Copy out all lines of the records in which the word "żelowe" appears.
========================
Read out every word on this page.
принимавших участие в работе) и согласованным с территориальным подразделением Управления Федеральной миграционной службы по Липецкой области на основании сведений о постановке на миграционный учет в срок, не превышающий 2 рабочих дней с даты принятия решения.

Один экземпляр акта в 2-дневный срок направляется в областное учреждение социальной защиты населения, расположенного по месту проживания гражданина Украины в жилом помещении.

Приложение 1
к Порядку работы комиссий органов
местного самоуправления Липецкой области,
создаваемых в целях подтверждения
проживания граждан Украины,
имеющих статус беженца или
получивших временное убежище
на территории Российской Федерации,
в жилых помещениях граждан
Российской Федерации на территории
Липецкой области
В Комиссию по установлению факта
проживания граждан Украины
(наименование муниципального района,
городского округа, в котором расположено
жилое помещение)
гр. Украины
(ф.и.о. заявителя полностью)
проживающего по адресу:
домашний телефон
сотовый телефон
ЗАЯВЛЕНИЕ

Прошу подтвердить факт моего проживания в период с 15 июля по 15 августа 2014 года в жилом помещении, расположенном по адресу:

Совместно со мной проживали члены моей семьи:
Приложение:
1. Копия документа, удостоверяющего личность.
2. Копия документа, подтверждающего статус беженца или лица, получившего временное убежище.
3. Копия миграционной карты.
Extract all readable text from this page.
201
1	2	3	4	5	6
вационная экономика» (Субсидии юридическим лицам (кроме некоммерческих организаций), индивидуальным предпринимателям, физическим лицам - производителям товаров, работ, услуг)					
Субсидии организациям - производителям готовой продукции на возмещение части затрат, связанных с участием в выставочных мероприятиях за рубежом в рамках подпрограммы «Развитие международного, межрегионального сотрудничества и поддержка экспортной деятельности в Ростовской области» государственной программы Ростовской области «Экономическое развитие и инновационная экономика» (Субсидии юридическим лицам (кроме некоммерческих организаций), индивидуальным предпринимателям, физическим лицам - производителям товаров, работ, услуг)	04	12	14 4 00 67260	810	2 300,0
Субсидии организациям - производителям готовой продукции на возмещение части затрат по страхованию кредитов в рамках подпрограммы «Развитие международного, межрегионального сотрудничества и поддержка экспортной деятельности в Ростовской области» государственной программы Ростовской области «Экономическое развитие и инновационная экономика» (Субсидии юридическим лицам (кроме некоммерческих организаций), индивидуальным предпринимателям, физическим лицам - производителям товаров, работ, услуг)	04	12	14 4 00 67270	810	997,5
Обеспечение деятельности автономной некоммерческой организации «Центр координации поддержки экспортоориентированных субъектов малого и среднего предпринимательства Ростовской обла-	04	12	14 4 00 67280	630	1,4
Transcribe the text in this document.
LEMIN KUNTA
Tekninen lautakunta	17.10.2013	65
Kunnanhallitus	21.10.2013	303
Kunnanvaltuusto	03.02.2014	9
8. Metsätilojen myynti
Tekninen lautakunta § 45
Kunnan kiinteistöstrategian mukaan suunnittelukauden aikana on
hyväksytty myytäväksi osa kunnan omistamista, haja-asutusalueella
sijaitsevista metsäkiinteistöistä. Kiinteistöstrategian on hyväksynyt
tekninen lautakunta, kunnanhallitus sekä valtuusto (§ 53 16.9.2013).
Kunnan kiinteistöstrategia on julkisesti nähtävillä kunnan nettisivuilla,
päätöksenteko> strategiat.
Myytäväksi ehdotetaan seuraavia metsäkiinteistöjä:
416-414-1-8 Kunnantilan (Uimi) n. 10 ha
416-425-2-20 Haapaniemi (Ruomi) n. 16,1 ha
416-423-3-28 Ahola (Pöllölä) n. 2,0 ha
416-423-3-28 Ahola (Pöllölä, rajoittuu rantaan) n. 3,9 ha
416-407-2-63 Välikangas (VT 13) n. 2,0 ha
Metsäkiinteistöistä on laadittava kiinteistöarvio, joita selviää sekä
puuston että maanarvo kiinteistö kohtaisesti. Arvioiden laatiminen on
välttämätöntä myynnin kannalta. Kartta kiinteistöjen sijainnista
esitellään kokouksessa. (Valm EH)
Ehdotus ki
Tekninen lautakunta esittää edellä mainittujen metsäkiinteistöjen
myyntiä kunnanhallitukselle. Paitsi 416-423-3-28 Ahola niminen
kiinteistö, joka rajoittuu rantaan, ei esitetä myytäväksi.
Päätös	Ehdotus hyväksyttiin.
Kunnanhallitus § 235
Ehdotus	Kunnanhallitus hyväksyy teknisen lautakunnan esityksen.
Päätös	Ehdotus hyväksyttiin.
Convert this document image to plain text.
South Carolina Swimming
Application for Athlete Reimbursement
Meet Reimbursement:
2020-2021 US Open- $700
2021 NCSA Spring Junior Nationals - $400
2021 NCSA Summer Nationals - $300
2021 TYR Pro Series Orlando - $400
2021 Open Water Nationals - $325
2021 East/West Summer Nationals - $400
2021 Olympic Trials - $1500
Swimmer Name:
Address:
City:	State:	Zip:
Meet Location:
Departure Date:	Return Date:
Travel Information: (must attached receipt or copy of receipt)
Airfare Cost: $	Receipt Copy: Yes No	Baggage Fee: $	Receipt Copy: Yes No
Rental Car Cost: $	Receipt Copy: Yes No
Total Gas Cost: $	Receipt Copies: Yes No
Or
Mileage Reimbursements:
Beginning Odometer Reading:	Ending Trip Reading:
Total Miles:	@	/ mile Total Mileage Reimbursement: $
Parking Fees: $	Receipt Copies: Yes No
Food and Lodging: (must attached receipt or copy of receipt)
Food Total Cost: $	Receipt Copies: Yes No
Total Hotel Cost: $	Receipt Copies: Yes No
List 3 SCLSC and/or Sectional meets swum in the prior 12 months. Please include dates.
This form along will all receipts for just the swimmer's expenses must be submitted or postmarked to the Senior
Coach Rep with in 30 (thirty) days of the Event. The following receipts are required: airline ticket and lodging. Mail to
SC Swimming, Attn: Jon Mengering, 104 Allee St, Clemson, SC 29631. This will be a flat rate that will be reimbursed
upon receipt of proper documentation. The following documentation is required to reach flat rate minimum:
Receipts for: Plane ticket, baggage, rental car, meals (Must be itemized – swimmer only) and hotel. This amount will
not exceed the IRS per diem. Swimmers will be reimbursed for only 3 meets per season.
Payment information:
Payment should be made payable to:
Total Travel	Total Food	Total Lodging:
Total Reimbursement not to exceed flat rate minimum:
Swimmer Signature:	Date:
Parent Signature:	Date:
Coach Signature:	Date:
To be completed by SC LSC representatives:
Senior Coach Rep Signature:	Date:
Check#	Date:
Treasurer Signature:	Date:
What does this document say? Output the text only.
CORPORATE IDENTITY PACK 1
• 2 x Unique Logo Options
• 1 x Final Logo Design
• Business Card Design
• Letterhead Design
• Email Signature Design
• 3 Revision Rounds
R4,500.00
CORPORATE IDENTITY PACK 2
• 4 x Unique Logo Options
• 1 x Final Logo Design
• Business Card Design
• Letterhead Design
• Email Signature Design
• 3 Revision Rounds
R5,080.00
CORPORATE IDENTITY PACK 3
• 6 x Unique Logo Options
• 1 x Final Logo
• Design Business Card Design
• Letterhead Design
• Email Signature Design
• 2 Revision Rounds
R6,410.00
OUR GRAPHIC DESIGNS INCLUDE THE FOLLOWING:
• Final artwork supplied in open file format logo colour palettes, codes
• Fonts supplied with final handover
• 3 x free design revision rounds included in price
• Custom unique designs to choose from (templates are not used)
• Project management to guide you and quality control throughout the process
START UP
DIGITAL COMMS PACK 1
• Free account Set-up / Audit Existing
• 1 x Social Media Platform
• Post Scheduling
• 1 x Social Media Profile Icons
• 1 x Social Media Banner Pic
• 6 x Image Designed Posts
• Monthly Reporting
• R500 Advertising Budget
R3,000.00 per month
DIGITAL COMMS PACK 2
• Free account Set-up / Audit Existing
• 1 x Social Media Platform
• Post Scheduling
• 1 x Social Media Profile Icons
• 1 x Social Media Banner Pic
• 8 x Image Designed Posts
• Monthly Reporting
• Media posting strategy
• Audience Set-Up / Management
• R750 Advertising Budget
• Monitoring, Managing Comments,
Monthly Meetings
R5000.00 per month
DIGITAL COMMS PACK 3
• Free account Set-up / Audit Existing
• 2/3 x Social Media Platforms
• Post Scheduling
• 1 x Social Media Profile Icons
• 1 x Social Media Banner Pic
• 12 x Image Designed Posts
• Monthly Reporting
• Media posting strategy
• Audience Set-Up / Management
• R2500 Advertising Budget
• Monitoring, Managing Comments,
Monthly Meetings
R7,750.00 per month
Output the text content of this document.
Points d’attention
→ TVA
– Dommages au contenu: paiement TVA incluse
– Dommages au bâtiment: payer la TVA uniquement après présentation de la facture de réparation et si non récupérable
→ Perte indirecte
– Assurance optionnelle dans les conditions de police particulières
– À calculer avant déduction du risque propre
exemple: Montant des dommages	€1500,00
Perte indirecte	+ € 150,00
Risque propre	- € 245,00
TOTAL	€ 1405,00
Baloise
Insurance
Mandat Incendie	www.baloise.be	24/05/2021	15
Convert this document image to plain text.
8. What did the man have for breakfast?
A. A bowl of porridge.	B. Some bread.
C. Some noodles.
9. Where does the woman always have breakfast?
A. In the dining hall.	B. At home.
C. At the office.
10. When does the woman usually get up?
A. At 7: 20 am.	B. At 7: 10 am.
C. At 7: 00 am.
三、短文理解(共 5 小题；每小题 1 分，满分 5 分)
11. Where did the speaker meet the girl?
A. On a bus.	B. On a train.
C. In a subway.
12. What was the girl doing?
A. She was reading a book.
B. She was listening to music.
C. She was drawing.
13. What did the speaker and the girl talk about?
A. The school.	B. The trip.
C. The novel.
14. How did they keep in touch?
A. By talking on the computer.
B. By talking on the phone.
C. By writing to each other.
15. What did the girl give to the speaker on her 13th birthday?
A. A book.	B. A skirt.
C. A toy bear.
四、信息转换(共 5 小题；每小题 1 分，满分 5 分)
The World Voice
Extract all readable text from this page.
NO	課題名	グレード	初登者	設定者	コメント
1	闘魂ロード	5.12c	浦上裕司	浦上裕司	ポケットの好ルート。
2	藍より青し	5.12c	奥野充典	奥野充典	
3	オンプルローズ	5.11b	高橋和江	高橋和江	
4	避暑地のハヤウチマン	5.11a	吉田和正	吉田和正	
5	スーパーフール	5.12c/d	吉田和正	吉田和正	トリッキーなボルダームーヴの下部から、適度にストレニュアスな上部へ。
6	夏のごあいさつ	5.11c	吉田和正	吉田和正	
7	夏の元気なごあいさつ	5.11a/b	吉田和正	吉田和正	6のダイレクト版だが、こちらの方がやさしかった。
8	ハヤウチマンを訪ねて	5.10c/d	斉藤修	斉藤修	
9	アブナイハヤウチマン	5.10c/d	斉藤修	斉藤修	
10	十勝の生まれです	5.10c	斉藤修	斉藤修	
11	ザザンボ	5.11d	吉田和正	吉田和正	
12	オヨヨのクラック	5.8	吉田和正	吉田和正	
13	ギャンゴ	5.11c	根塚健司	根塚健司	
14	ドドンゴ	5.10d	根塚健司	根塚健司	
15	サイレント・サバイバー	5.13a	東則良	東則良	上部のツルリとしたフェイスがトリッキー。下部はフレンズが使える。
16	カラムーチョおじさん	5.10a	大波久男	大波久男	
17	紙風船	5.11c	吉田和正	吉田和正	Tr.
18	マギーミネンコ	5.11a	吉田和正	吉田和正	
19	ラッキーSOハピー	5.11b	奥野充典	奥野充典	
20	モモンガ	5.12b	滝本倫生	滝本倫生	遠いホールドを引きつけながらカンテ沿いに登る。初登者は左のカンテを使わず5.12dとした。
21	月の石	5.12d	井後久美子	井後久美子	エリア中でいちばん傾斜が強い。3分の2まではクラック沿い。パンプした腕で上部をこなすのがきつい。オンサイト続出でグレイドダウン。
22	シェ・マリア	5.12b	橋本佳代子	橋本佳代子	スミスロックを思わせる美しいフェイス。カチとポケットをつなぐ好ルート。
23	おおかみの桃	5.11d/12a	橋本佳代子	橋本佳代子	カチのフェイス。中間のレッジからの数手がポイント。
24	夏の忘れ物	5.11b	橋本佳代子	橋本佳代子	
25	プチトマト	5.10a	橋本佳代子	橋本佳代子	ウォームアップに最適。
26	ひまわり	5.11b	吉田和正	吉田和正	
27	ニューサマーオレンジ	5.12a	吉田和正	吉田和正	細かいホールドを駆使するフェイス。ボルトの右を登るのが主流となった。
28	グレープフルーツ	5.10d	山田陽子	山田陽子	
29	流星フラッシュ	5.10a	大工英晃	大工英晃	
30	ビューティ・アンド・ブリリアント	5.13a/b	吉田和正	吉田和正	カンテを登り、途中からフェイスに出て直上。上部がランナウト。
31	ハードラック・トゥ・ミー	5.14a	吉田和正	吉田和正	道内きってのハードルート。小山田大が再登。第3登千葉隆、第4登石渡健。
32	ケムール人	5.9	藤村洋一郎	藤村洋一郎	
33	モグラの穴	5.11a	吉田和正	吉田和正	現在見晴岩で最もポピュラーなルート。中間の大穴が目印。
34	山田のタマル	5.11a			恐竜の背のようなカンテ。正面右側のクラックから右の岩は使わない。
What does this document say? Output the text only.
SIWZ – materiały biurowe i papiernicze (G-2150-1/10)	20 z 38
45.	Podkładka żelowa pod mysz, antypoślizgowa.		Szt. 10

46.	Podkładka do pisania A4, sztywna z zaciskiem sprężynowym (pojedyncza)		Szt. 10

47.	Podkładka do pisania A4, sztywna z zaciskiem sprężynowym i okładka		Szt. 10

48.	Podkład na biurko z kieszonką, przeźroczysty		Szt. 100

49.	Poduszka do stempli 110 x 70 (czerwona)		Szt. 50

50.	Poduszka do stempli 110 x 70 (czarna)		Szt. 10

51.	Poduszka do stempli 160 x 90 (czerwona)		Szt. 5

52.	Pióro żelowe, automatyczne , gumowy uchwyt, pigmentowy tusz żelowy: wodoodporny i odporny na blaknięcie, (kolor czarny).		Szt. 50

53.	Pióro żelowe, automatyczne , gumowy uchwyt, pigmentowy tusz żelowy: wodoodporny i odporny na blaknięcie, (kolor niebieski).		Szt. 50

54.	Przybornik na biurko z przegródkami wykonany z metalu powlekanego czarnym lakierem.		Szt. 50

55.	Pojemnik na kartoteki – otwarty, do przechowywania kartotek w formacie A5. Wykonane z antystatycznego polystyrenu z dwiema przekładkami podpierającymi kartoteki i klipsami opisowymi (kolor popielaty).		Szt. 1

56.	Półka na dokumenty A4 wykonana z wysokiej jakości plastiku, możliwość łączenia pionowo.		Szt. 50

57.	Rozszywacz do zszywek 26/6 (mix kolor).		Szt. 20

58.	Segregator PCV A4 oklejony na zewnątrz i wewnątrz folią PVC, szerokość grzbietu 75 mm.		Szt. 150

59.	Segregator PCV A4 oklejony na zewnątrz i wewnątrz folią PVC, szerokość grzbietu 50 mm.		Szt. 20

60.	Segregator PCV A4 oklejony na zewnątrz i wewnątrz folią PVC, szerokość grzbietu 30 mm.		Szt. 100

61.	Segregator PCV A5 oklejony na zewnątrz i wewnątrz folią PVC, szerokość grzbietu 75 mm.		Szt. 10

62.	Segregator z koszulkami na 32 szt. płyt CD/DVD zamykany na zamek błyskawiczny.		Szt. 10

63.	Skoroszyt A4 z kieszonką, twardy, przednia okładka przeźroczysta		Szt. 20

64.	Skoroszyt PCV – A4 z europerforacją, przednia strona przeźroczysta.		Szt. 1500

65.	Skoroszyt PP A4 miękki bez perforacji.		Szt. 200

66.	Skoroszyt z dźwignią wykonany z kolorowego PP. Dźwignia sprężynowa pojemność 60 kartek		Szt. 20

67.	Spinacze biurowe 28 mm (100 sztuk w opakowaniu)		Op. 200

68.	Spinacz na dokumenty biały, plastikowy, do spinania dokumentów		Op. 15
========================
[RESPONSE TO THE TASK]:
52.	Pióro żelowe, automatyczne , gumowy uchwyt, pigmentowy tusz żelowy: wodoodporny i odporny na blaknięcie, (kolor czarny).		Szt. 50
53.	Pióro żelowe, automatyczne , gumowy uchwyt, pigmentowy tusz żelowy: wodoodporny i odporny na blaknięcie, (kolor niebieski).		Szt. 50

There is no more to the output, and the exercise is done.